Keep the pictures out of the copy and print all the entries below exactly.
------------
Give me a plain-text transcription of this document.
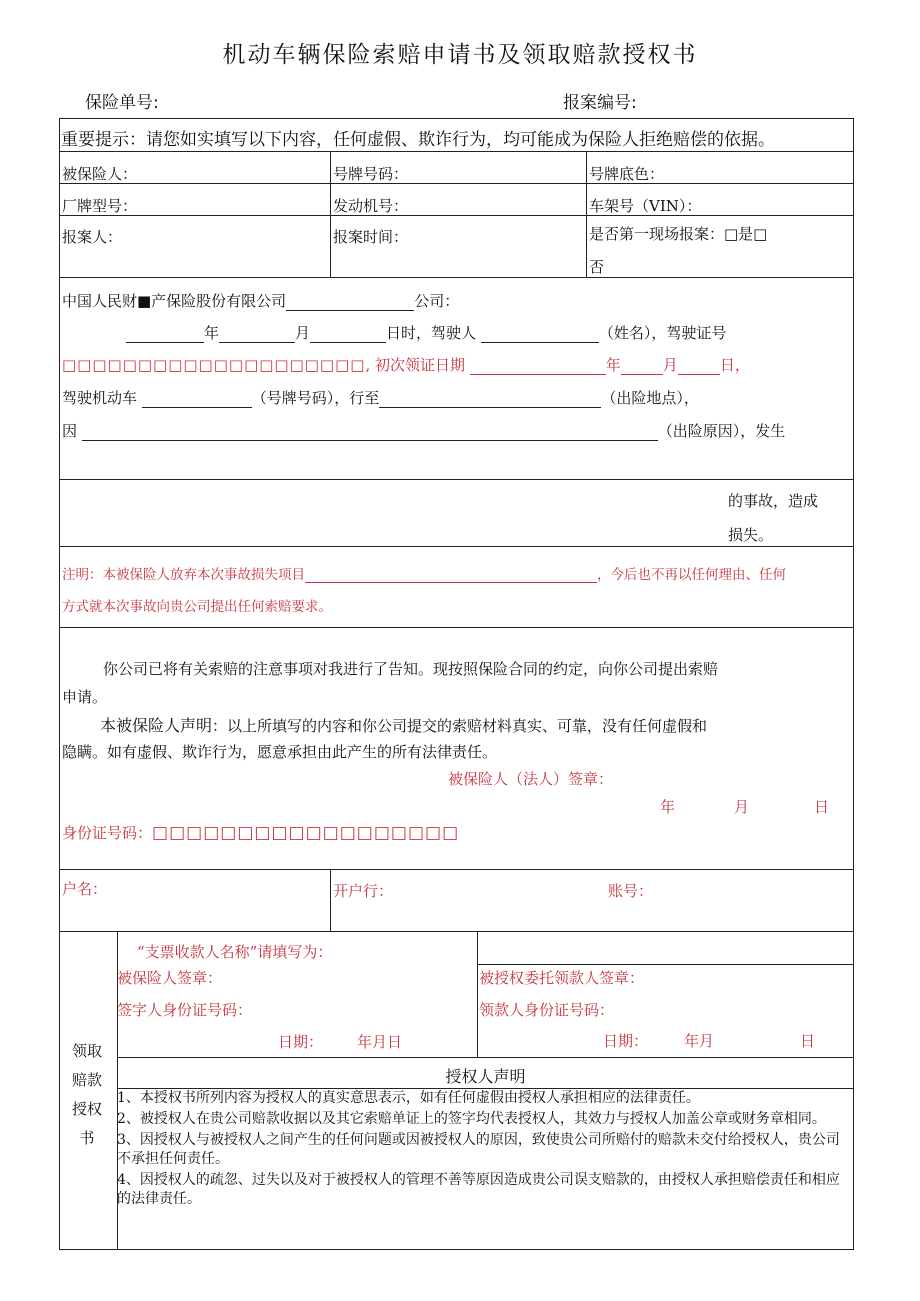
机动车辆保险索赔申请书及领取赔款授权书
保险单号:	报案编号:
重要提示：请您如实填写以下内容，任何虚假、欺诈行为，均可能成为保险人拒绝赔偿的依据。
被保险人：	号牌号码：	号牌底色：
厂牌型号：	发动机号：	车架号（VIN）：
报案人：	报案时间：	是否第一现场报案：□是□
否
中国人民财■产保险股份有限公司	公司：
年	月	日时，驾驶人	（姓名），驾驶证号
□□□□□□□□□□□□□□□□□□□□, 初次领证日期	年	月	日，
驾驶机动车	（号牌号码），行至	（出险地点），
因	（出险原因），发生
的事故，造成
损失。
注明：本被保险人放弃本次事故损失项目	，今后也不再以任何理由、任何
方式就本次事故向贵公司提出任何索赔要求。
你公司已将有关索赔的注意事项对我进行了告知。现按照保险合同的约定，向你公司提出索赔
申请。
本被保险人声明：以上所填写的内容和你公司提交的索赔材料真实、可靠，没有任何虚假和
隐瞒。如有虚假、欺诈行为，愿意承担由此产生的所有法律责任。
被保险人（法人）签章：
年	月	日
身份证号码：□□□□□□□□□□□□□□□□□□
户名：	开户行：	账号：
领取
赔款
授权
书
“支票收款人名称”请填写为：
被保险人签章：
签字人身份证号码：
日期： 年月日
被授权委托领款人签章：
领款人身份证号码：
日期： 年月	日
授权人声明
1、本授权书所列内容为授权人的真实意思表示，如有任何虚假由授权人承担相应的法律责任。
2、被授权人在贵公司赔款收据以及其它索赔单证上的签字均代表授权人，其效力与授权人加盖公章或财务章相同。
3、因授权人与被授权人之间产生的任何问题或因被授权人的原因，致使贵公司所赔付的赔款未交付给授权人，贵公司不承担任何责任。
4、因授权人的疏忽、过失以及对于被授权人的管理不善等原因造成贵公司误支赔款的，由授权人承担赔偿责任和相应的法律责任。
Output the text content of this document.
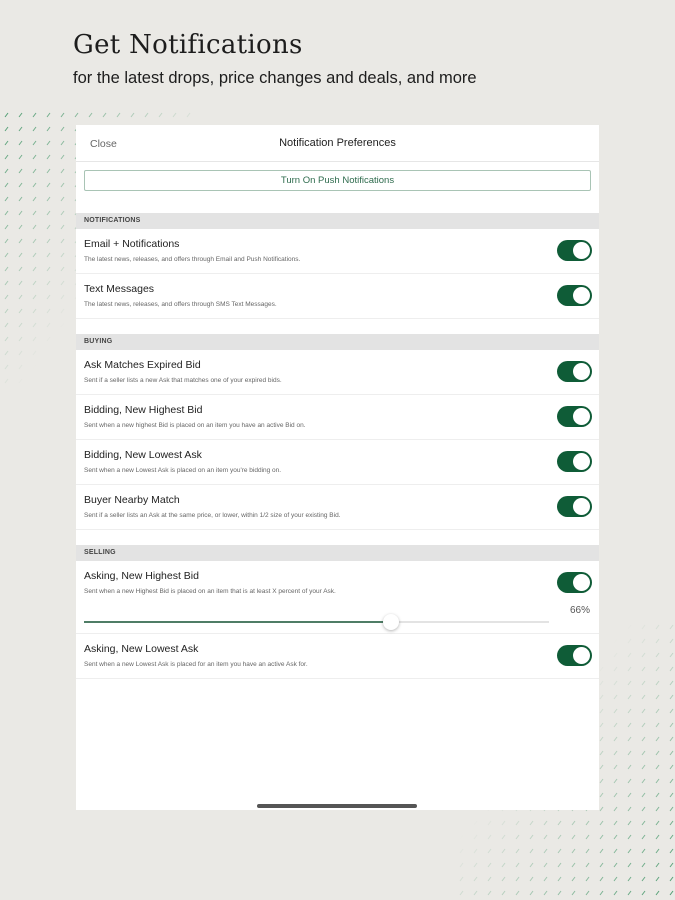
Get Notifications
for the latest drops, price changes and deals, and more
Close	Notification Preferences
Turn On Push Notifications
NOTIFICATIONS
Email + Notifications
The latest news, releases, and offers through Email and Push Notifications.
Text Messages
The latest news, releases, and offers through SMS Text Messages.
BUYING
Ask Matches Expired Bid
Sent if a seller lists a new Ask that matches one of your expired bids.
Bidding, New Highest Bid
Sent when a new highest Bid is placed on an item you have an active Bid on.
Bidding, New Lowest Ask
Sent when a new Lowest Ask is placed on an item you're bidding on.
Buyer Nearby Match
Sent if a seller lists an Ask at the same price, or lower, within 1/2 size of your existing Bid.
SELLING
Asking, New Highest Bid
Sent when a new Highest Bid is placed on an item that is at least X percent of your Ask.
Asking, New Lowest Ask
Sent when a new Lowest Ask is placed for an item you have an active Ask for.
66%
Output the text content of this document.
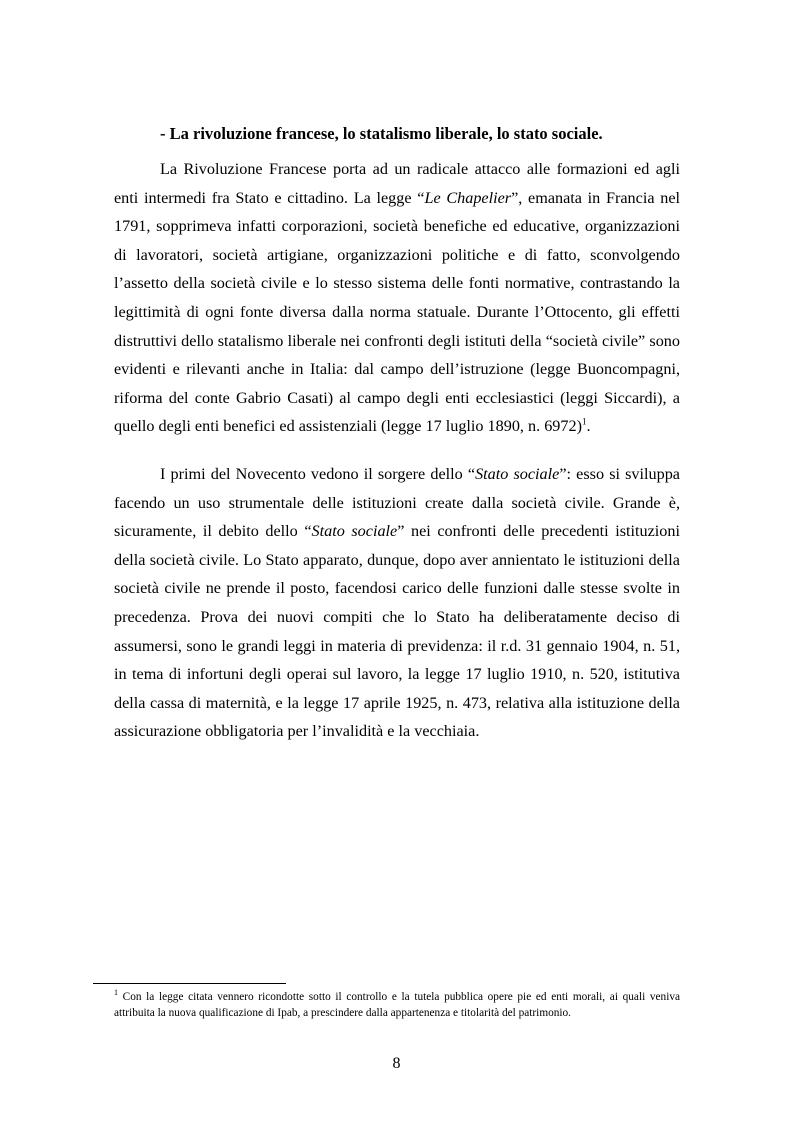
- La rivoluzione francese, lo statalismo liberale, lo stato sociale.

La Rivoluzione Francese porta ad un radicale attacco alle formazioni ed agli enti intermedi fra Stato e cittadino. La legge “Le Chapelier”, emanata in Francia nel 1791, sopprimeva infatti corporazioni, società benefiche ed educative, organizzazioni di lavoratori, società artigiane, organizzazioni politiche e di fatto, sconvolgendo l’assetto della società civile e lo stesso sistema delle fonti normative, contrastando la legittimità di ogni fonte diversa dalla norma statuale. Durante l’Ottocento, gli effetti distruttivi dello statalismo liberale nei confronti degli istituti della “società civile” sono evidenti e rilevanti anche in Italia: dal campo dell’istruzione (legge Buoncompagni, riforma del conte Gabrio Casati) al campo degli enti ecclesiastici (leggi Siccardi), a quello degli enti benefici ed assistenziali (legge 17 luglio 1890, n. 6972)$^1$.

I primi del Novecento vedono il sorgere dello “Stato sociale”: esso si sviluppa facendo un uso strumentale delle istituzioni create dalla società civile. Grande è, sicuramente, il debito dello “Stato sociale” nei confronti delle precedenti istituzioni della società civile. Lo Stato apparato, dunque, dopo aver annientato le istituzioni della società civile ne prende il posto, facendosi carico delle funzioni dalle stesse svolte in precedenza. Prova dei nuovi compiti che lo Stato ha deliberatamente deciso di assumersi, sono le grandi leggi in materia di previdenza: il r.d. 31 gennaio 1904, n. 51, in tema di infortuni degli operai sul lavoro, la legge 17 luglio 1910, n. 520, istitutiva della cassa di maternità, e la legge 17 aprile 1925, n. 473, relativa alla istituzione della assicurazione obbligatoria per l’invalidità e la vecchiaia.

$^1$ Con la legge citata vennero ricondotte sotto il controllo e la tutela pubblica opere pie ed enti morali, ai quali veniva attribuita la nuova qualificazione di Ipab, a prescindere dalla appartenenza e titolarità del patrimonio.

8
------------
## Solution for this task
Give me a plain-text transcription of this document.
机动车辆保险索赔申请书及领取赔款授权书
保险单号:	报案编号:
重要提示：请您如实填写以下内容，任何虚假、欺诈行为，均可能成为保险人拒绝赔偿的依据。
被保险人：	号牌号码：	号牌底色：
厂牌型号：	发动机号：	车架号（VIN）：
报案人：	报案时间：	是否第一现场报案：□是□
否
中国人民财■产保险股份有限公司	公司：
年	月	日时，驾驶人	（姓名），驾驶证号
□□□□□□□□□□□□□□□□□□□□, 初次领证日期	年	月	日，
驾驶机动车	（号牌号码），行至	（出险地点），
因	（出险原因），发生
的事故，造成
损失。
注明：本被保险人放弃本次事故损失项目	，今后也不再以任何理由、任何
方式就本次事故向贵公司提出任何索赔要求。
你公司已将有关索赔的注意事项对我进行了告知。现按照保险合同的约定，向你公司提出索赔
申请。
本被保险人声明：以上所填写的内容和你公司提交的索赔材料真实、可靠，没有任何虚假和
隐瞒。如有虚假、欺诈行为，愿意承担由此产生的所有法律责任。
被保险人（法人）签章：
年	月	日
身份证号码：□□□□□□□□□□□□□□□□□□
户名：	开户行：	账号：
领取
赔款
授权
书
“支票收款人名称”请填写为：
被保险人签章：
签字人身份证号码：
日期： 年月日
被授权委托领款人签章：
领款人身份证号码：
日期： 年月	日
授权人声明
1、本授权书所列内容为授权人的真实意思表示，如有任何虚假由授权人承担相应的法律责任。
2、被授权人在贵公司赔款收据以及其它索赔单证上的签字均代表授权人，其效力与授权人加盖公章或财务章相同。
3、因授权人与被授权人之间产生的任何问题或因被授权人的原因，致使贵公司所赔付的赔款未交付给授权人，贵公司不承担任何责任。
4、因授权人的疏忽、过失以及对于被授权人的管理不善等原因造成贵公司误支赔款的，由授权人承担赔偿责任和相应的法律责任。
Output the text content of this document.
Get Notifications
for the latest drops, price changes and deals, and more
Close	Notification Preferences
Turn On Push Notifications
NOTIFICATIONS
Email + Notifications
The latest news, releases, and offers through Email and Push Notifications.
Text Messages
The latest news, releases, and offers through SMS Text Messages.
BUYING
Ask Matches Expired Bid
Sent if a seller lists a new Ask that matches one of your expired bids.
Bidding, New Highest Bid
Sent when a new highest Bid is placed on an item you have an active Bid on.
Bidding, New Lowest Ask
Sent when a new Lowest Ask is placed on an item you're bidding on.
Buyer Nearby Match
Sent if a seller lists an Ask at the same price, or lower, within 1/2 size of your existing Bid.
SELLING
Asking, New Highest Bid
Sent when a new Highest Bid is placed on an item that is at least X percent of your Ask.
Asking, New Lowest Ask
Sent when a new Lowest Ask is placed for an item you have an active Ask for.
66%
Output the text content of this document.
- La rivoluzione francese, lo statalismo liberale, lo stato sociale.

La Rivoluzione Francese porta ad un radicale attacco alle formazioni ed agli enti intermedi fra Stato e cittadino. La legge “Le Chapelier”, emanata in Francia nel 1791, sopprimeva infatti corporazioni, società benefiche ed educative, organizzazioni di lavoratori, società artigiane, organizzazioni politiche e di fatto, sconvolgendo l’assetto della società civile e lo stesso sistema delle fonti normative, contrastando la legittimità di ogni fonte diversa dalla norma statuale. Durante l’Ottocento, gli effetti distruttivi dello statalismo liberale nei confronti degli istituti della “società civile” sono evidenti e rilevanti anche in Italia: dal campo dell’istruzione (legge Buoncompagni, riforma del conte Gabrio Casati) al campo degli enti ecclesiastici (leggi Siccardi), a quello degli enti benefici ed assistenziali (legge 17 luglio 1890, n. 6972)$^1$.

I primi del Novecento vedono il sorgere dello “Stato sociale”: esso si sviluppa facendo un uso strumentale delle istituzioni create dalla società civile. Grande è, sicuramente, il debito dello “Stato sociale” nei confronti delle precedenti istituzioni della società civile. Lo Stato apparato, dunque, dopo aver annientato le istituzioni della società civile ne prende il posto, facendosi carico delle funzioni dalle stesse svolte in precedenza. Prova dei nuovi compiti che lo Stato ha deliberatamente deciso di assumersi, sono le grandi leggi in materia di previdenza: il r.d. 31 gennaio 1904, n. 51, in tema di infortuni degli operai sul lavoro, la legge 17 luglio 1910, n. 520, istitutiva della cassa di maternità, e la legge 17 aprile 1925, n. 473, relativa alla istituzione della assicurazione obbligatoria per l’invalidità e la vecchiaia.

$^1$ Con la legge citata vennero ricondotte sotto il controllo e la tutela pubblica opere pie ed enti morali, ai quali veniva attribuita la nuova qualificazione di Ipab, a prescindere dalla appartenenza e titolarità del patrimonio.

8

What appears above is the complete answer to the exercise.